▶ _Work to complete_
Copy the listing below line for line, without changing a single character.

-- BEGIN --

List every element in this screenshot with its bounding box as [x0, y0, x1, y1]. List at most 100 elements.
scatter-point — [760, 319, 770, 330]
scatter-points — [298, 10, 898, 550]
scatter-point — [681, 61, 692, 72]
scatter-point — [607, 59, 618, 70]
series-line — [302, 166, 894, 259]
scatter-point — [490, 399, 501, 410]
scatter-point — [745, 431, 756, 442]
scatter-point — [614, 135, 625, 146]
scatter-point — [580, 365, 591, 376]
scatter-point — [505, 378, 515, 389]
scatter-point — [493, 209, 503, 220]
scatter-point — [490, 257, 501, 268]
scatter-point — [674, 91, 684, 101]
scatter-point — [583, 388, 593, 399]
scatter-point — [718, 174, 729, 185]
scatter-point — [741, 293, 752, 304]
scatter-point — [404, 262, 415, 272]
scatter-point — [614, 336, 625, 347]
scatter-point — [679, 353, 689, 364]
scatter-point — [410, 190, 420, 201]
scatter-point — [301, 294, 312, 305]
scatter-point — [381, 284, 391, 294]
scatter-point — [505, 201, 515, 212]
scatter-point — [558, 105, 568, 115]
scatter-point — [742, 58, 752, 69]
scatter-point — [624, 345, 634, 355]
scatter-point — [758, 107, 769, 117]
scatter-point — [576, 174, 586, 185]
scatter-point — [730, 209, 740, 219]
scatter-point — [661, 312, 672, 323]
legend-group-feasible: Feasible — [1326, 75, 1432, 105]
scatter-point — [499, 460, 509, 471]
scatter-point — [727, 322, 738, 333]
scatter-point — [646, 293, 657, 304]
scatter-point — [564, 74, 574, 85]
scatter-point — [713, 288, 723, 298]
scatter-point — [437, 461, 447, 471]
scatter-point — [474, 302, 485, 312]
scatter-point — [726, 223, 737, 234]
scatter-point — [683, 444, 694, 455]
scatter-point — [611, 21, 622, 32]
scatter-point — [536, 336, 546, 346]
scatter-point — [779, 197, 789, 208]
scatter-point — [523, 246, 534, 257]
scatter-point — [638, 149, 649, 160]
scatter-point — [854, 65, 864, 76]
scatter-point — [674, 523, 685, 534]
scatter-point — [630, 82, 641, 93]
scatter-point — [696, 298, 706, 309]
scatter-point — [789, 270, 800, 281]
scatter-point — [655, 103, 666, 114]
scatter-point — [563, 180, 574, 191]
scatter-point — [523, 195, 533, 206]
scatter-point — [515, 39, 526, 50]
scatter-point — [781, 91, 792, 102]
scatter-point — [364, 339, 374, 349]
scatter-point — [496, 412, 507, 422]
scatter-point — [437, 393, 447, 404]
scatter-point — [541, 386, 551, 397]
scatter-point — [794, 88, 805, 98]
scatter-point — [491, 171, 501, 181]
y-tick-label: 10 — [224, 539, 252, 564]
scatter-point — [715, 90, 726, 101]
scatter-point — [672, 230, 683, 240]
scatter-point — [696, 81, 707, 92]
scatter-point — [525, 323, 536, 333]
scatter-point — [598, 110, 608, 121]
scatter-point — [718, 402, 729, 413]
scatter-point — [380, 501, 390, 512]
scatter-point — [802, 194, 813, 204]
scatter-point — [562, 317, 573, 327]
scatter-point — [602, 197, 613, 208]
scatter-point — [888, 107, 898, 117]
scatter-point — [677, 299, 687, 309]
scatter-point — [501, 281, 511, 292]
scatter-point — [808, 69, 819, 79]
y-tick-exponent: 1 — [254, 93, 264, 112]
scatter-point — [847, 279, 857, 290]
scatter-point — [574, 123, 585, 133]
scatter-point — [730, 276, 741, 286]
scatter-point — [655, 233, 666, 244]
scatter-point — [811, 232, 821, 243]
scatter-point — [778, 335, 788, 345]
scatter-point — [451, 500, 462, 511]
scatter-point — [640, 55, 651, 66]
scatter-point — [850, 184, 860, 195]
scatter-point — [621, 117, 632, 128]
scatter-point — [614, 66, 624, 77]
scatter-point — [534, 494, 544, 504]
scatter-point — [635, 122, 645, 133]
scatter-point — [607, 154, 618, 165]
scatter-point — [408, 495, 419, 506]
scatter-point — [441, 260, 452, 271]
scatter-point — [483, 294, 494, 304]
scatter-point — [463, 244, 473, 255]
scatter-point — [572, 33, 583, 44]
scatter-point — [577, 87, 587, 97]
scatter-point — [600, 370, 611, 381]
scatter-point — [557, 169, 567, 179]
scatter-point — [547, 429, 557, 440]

-- END --

▶ _Answer for the task_
List every element in this screenshot with its bounding box as [x0, y0, x1, y1]. List at most 100 elements.
scatter-point — [760, 319, 770, 330]
scatter-points — [298, 10, 898, 550]
scatter-point — [681, 61, 692, 72]
scatter-point — [607, 59, 618, 70]
series-line — [302, 166, 894, 259]
scatter-point — [490, 399, 501, 410]
scatter-point — [745, 431, 756, 442]
scatter-point — [614, 135, 625, 146]
scatter-point — [580, 365, 591, 376]
scatter-point — [505, 378, 515, 389]
scatter-point — [493, 209, 503, 220]
scatter-point — [490, 257, 501, 268]
scatter-point — [674, 91, 684, 101]
scatter-point — [583, 388, 593, 399]
scatter-point — [718, 174, 729, 185]
scatter-point — [741, 293, 752, 304]
scatter-point — [404, 262, 415, 272]
scatter-point — [614, 336, 625, 347]
scatter-point — [679, 353, 689, 364]
scatter-point — [410, 190, 420, 201]
scatter-point — [301, 294, 312, 305]
scatter-point — [381, 284, 391, 294]
scatter-point — [505, 201, 515, 212]
scatter-point — [558, 105, 568, 115]
scatter-point — [742, 58, 752, 69]
scatter-point — [624, 345, 634, 355]
scatter-point — [758, 107, 769, 117]
scatter-point — [576, 174, 586, 185]
scatter-point — [730, 209, 740, 219]
scatter-point — [661, 312, 672, 323]
legend-group-feasible: Feasible — [1326, 75, 1432, 105]
scatter-point — [499, 460, 509, 471]
scatter-point — [727, 322, 738, 333]
scatter-point — [646, 293, 657, 304]
scatter-point — [564, 74, 574, 85]
scatter-point — [713, 288, 723, 298]
scatter-point — [437, 461, 447, 471]
scatter-point — [474, 302, 485, 312]
scatter-point — [726, 223, 737, 234]
scatter-point — [683, 444, 694, 455]
scatter-point — [611, 21, 622, 32]
scatter-point — [536, 336, 546, 346]
scatter-point — [779, 197, 789, 208]
scatter-point — [523, 246, 534, 257]
scatter-point — [638, 149, 649, 160]
scatter-point — [854, 65, 864, 76]
scatter-point — [674, 523, 685, 534]
scatter-point — [630, 82, 641, 93]
scatter-point — [696, 298, 706, 309]
scatter-point — [789, 270, 800, 281]
scatter-point — [655, 103, 666, 114]
scatter-point — [563, 180, 574, 191]
scatter-point — [523, 195, 533, 206]
scatter-point — [515, 39, 526, 50]
scatter-point — [781, 91, 792, 102]
scatter-point — [364, 339, 374, 349]
scatter-point — [496, 412, 507, 422]
scatter-point — [437, 393, 447, 404]
scatter-point — [541, 386, 551, 397]
scatter-point — [794, 88, 805, 98]
scatter-point — [491, 171, 501, 181]
y-tick-label: 10 — [224, 539, 252, 564]
scatter-point — [715, 90, 726, 101]
scatter-point — [672, 230, 683, 240]
scatter-point — [696, 81, 707, 92]
scatter-point — [525, 323, 536, 333]
scatter-point — [598, 110, 608, 121]
scatter-point — [718, 402, 729, 413]
scatter-point — [380, 501, 390, 512]
scatter-point — [802, 194, 813, 204]
scatter-point — [562, 317, 573, 327]
scatter-point — [602, 197, 613, 208]
scatter-point — [888, 107, 898, 117]
scatter-point — [677, 299, 687, 309]
scatter-point — [501, 281, 511, 292]
scatter-point — [808, 69, 819, 79]
y-tick-exponent: 1 — [254, 93, 264, 112]
scatter-point — [847, 279, 857, 290]
scatter-point — [574, 123, 585, 133]
scatter-point — [730, 276, 741, 286]
scatter-point — [655, 233, 666, 244]
scatter-point — [811, 232, 821, 243]
scatter-point — [778, 335, 788, 345]
scatter-point — [451, 500, 462, 511]
scatter-point — [640, 55, 651, 66]
scatter-point — [850, 184, 860, 195]
scatter-point — [621, 117, 632, 128]
scatter-point — [614, 66, 624, 77]
scatter-point — [534, 494, 544, 504]
scatter-point — [635, 122, 645, 133]
scatter-point — [607, 154, 618, 165]
scatter-point — [408, 495, 419, 506]
scatter-point — [441, 260, 452, 271]
scatter-point — [483, 294, 494, 304]
scatter-point — [463, 244, 473, 255]
scatter-point — [572, 33, 583, 44]
scatter-point — [577, 87, 587, 97]
scatter-point — [600, 370, 611, 381]
scatter-point — [557, 169, 567, 179]
scatter-point — [547, 429, 557, 440]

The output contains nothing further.